Task brief. Check each line of the entries below for the word "Nitrite", then state how many lines have it and nothing more.
*** Material provided ***
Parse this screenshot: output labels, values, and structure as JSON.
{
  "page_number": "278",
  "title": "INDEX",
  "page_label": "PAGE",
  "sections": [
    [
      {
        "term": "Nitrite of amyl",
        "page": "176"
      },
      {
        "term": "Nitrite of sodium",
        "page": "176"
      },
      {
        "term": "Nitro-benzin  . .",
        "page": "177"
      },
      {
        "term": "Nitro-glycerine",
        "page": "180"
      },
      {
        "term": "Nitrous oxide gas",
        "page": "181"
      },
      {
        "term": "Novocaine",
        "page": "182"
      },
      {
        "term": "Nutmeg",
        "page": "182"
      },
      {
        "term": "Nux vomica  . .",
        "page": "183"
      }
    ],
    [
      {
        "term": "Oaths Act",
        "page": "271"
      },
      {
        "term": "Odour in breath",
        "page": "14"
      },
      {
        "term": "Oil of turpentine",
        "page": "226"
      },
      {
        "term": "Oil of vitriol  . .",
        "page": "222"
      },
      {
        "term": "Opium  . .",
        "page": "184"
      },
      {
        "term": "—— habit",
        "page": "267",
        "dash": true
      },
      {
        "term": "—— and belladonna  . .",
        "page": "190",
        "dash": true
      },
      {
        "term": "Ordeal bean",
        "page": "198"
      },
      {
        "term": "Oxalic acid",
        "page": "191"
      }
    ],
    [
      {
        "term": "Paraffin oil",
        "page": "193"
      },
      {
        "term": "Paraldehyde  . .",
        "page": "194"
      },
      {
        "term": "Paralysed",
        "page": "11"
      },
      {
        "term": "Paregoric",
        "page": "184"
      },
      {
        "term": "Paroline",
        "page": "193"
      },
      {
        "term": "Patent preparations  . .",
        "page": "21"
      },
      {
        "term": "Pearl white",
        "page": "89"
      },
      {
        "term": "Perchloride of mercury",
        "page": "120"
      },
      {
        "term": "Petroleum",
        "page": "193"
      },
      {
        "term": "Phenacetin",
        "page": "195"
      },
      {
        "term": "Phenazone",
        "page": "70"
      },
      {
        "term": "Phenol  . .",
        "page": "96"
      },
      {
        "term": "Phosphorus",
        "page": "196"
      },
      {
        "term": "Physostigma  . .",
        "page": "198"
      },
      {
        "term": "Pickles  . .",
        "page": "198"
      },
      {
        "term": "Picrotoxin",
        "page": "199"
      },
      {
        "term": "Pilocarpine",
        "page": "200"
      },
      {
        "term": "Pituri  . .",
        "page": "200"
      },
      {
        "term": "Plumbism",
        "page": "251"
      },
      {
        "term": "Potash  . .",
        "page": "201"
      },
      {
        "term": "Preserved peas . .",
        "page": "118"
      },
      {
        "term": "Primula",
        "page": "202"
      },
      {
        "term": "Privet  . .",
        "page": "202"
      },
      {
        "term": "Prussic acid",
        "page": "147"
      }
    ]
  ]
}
***
Result for this task. 2